### DATA PROVIDED:
-- START --
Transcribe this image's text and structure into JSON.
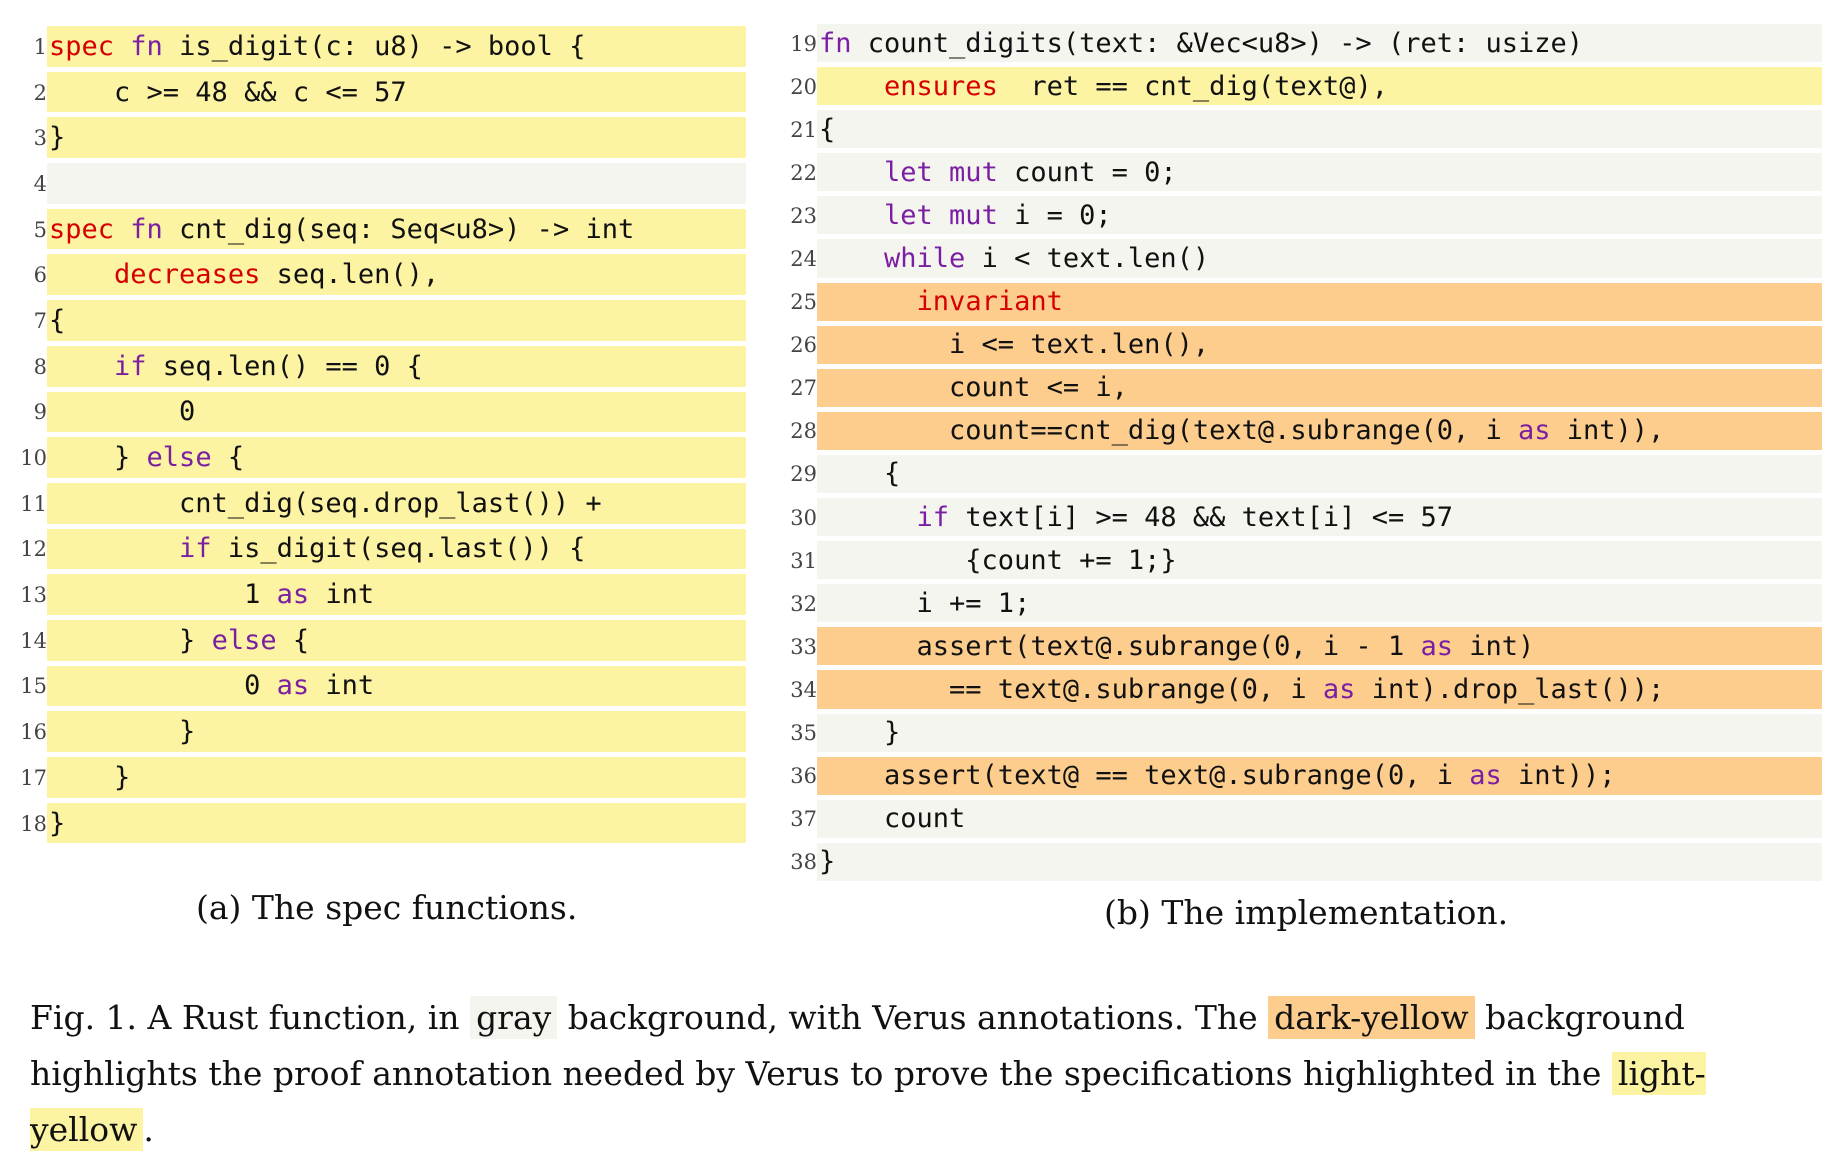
{
  "colors": {
    "gray": "#f5f5f0",
    "light_yellow": "#fcf3a3",
    "dark_yellow": "#fdcd8e",
    "keyword": "#7b1fa2",
    "spec_keyword": "#d50000"
  },
  "panel_a": {
    "caption": "(a) The spec functions.",
    "lines": [
      {
        "n": "1",
        "bg": "light",
        "tokens": [
          [
            "spec",
            "spec"
          ],
          [
            "sp",
            " "
          ],
          [
            "kw",
            "fn"
          ],
          [
            "t",
            " is_digit(c: u8) -> bool {"
          ]
        ]
      },
      {
        "n": "2",
        "bg": "light",
        "tokens": [
          [
            "t",
            "    c >= 48 && c <= 57"
          ]
        ]
      },
      {
        "n": "3",
        "bg": "light",
        "tokens": [
          [
            "t",
            "}"
          ]
        ]
      },
      {
        "n": "4",
        "bg": "gray",
        "tokens": [
          [
            "t",
            ""
          ]
        ]
      },
      {
        "n": "5",
        "bg": "light",
        "tokens": [
          [
            "spec",
            "spec"
          ],
          [
            "sp",
            " "
          ],
          [
            "kw",
            "fn"
          ],
          [
            "t",
            " cnt_dig(seq: Seq<u8>) -> int"
          ]
        ]
      },
      {
        "n": "6",
        "bg": "light",
        "tokens": [
          [
            "t",
            "    "
          ],
          [
            "spec",
            "decreases"
          ],
          [
            "t",
            " seq.len(),"
          ]
        ]
      },
      {
        "n": "7",
        "bg": "light",
        "tokens": [
          [
            "t",
            "{"
          ]
        ]
      },
      {
        "n": "8",
        "bg": "light",
        "tokens": [
          [
            "t",
            "    "
          ],
          [
            "kw",
            "if"
          ],
          [
            "t",
            " seq.len() == 0 {"
          ]
        ]
      },
      {
        "n": "9",
        "bg": "light",
        "tokens": [
          [
            "t",
            "        0"
          ]
        ]
      },
      {
        "n": "10",
        "bg": "light",
        "tokens": [
          [
            "t",
            "    } "
          ],
          [
            "kw",
            "else"
          ],
          [
            "t",
            " {"
          ]
        ]
      },
      {
        "n": "11",
        "bg": "light",
        "tokens": [
          [
            "t",
            "        cnt_dig(seq.drop_last()) +"
          ]
        ]
      },
      {
        "n": "12",
        "bg": "light",
        "tokens": [
          [
            "t",
            "        "
          ],
          [
            "kw",
            "if"
          ],
          [
            "t",
            " is_digit(seq.last()) {"
          ]
        ]
      },
      {
        "n": "13",
        "bg": "light",
        "tokens": [
          [
            "t",
            "            1 "
          ],
          [
            "kw",
            "as"
          ],
          [
            "t",
            " int"
          ]
        ]
      },
      {
        "n": "14",
        "bg": "light",
        "tokens": [
          [
            "t",
            "        } "
          ],
          [
            "kw",
            "else"
          ],
          [
            "t",
            " {"
          ]
        ]
      },
      {
        "n": "15",
        "bg": "light",
        "tokens": [
          [
            "t",
            "            0 "
          ],
          [
            "kw",
            "as"
          ],
          [
            "t",
            " int"
          ]
        ]
      },
      {
        "n": "16",
        "bg": "light",
        "tokens": [
          [
            "t",
            "        }"
          ]
        ]
      },
      {
        "n": "17",
        "bg": "light",
        "tokens": [
          [
            "t",
            "    }"
          ]
        ]
      },
      {
        "n": "18",
        "bg": "light",
        "tokens": [
          [
            "t",
            "}"
          ]
        ]
      }
    ]
  },
  "panel_b": {
    "caption": "(b) The implementation.",
    "lines": [
      {
        "n": "19",
        "bg": "gray",
        "tokens": [
          [
            "kw",
            "fn"
          ],
          [
            "t",
            " count_digits(text: &Vec<u8>) -> (ret: usize)"
          ]
        ]
      },
      {
        "n": "20",
        "bg": "light",
        "tokens": [
          [
            "t",
            "    "
          ],
          [
            "spec",
            "ensures"
          ],
          [
            "t",
            "  ret == cnt_dig(text@),"
          ]
        ]
      },
      {
        "n": "21",
        "bg": "gray",
        "tokens": [
          [
            "t",
            "{"
          ]
        ]
      },
      {
        "n": "22",
        "bg": "gray",
        "tokens": [
          [
            "t",
            "    "
          ],
          [
            "kw",
            "let mut"
          ],
          [
            "t",
            " count = 0;"
          ]
        ]
      },
      {
        "n": "23",
        "bg": "gray",
        "tokens": [
          [
            "t",
            "    "
          ],
          [
            "kw",
            "let mut"
          ],
          [
            "t",
            " i = 0;"
          ]
        ]
      },
      {
        "n": "24",
        "bg": "gray",
        "tokens": [
          [
            "t",
            "    "
          ],
          [
            "kw",
            "while"
          ],
          [
            "t",
            " i < text.len()"
          ]
        ]
      },
      {
        "n": "25",
        "bg": "dark",
        "tokens": [
          [
            "t",
            "      "
          ],
          [
            "spec",
            "invariant"
          ]
        ]
      },
      {
        "n": "26",
        "bg": "dark",
        "tokens": [
          [
            "t",
            "        i <= text.len(),"
          ]
        ]
      },
      {
        "n": "27",
        "bg": "dark",
        "tokens": [
          [
            "t",
            "        count <= i,"
          ]
        ]
      },
      {
        "n": "28",
        "bg": "dark",
        "tokens": [
          [
            "t",
            "        count==cnt_dig(text@.subrange(0, i "
          ],
          [
            "kw",
            "as"
          ],
          [
            "t",
            " int)),"
          ]
        ]
      },
      {
        "n": "29",
        "bg": "gray",
        "tokens": [
          [
            "t",
            "    {"
          ]
        ]
      },
      {
        "n": "30",
        "bg": "gray",
        "tokens": [
          [
            "t",
            "      "
          ],
          [
            "kw",
            "if"
          ],
          [
            "t",
            " text[i] >= 48 && text[i] <= 57"
          ]
        ]
      },
      {
        "n": "31",
        "bg": "gray",
        "tokens": [
          [
            "t",
            "         {count += 1;}"
          ]
        ]
      },
      {
        "n": "32",
        "bg": "gray",
        "tokens": [
          [
            "t",
            "      i += 1;"
          ]
        ]
      },
      {
        "n": "33",
        "bg": "dark",
        "tokens": [
          [
            "t",
            "      assert(text@.subrange(0, i - 1 "
          ],
          [
            "kw",
            "as"
          ],
          [
            "t",
            " int)"
          ]
        ]
      },
      {
        "n": "34",
        "bg": "dark",
        "tokens": [
          [
            "t",
            "        == text@.subrange(0, i "
          ],
          [
            "kw",
            "as"
          ],
          [
            "t",
            " int).drop_last());"
          ]
        ]
      },
      {
        "n": "35",
        "bg": "gray",
        "tokens": [
          [
            "t",
            "    }"
          ]
        ]
      },
      {
        "n": "36",
        "bg": "dark",
        "tokens": [
          [
            "t",
            "    assert(text@ == text@.subrange(0, i "
          ],
          [
            "kw",
            "as"
          ],
          [
            "t",
            " int));"
          ]
        ]
      },
      {
        "n": "37",
        "bg": "gray",
        "tokens": [
          [
            "t",
            "    count"
          ]
        ]
      },
      {
        "n": "38",
        "bg": "gray",
        "tokens": [
          [
            "t",
            "}"
          ]
        ]
      }
    ]
  },
  "figure_caption": {
    "p1": "Fig. 1.  A Rust function, in ",
    "h1": "gray",
    "p2": " background, with Verus annotations. The ",
    "h2": "dark-yellow",
    "p3": " background highlights the proof annotation needed by Verus to prove the specifications highlighted in the ",
    "h3": "light-yellow",
    "p4": "."
  }
}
-- END --
### BRIEF:
Pick out lines containing the word "background", each one as written.

### CORRECT RESPONSE:
    "p2": " background, with Verus annotations. The ",
    "p3": " background highlights the proof annotation needed by Verus to prove the specifications highlighted in the ",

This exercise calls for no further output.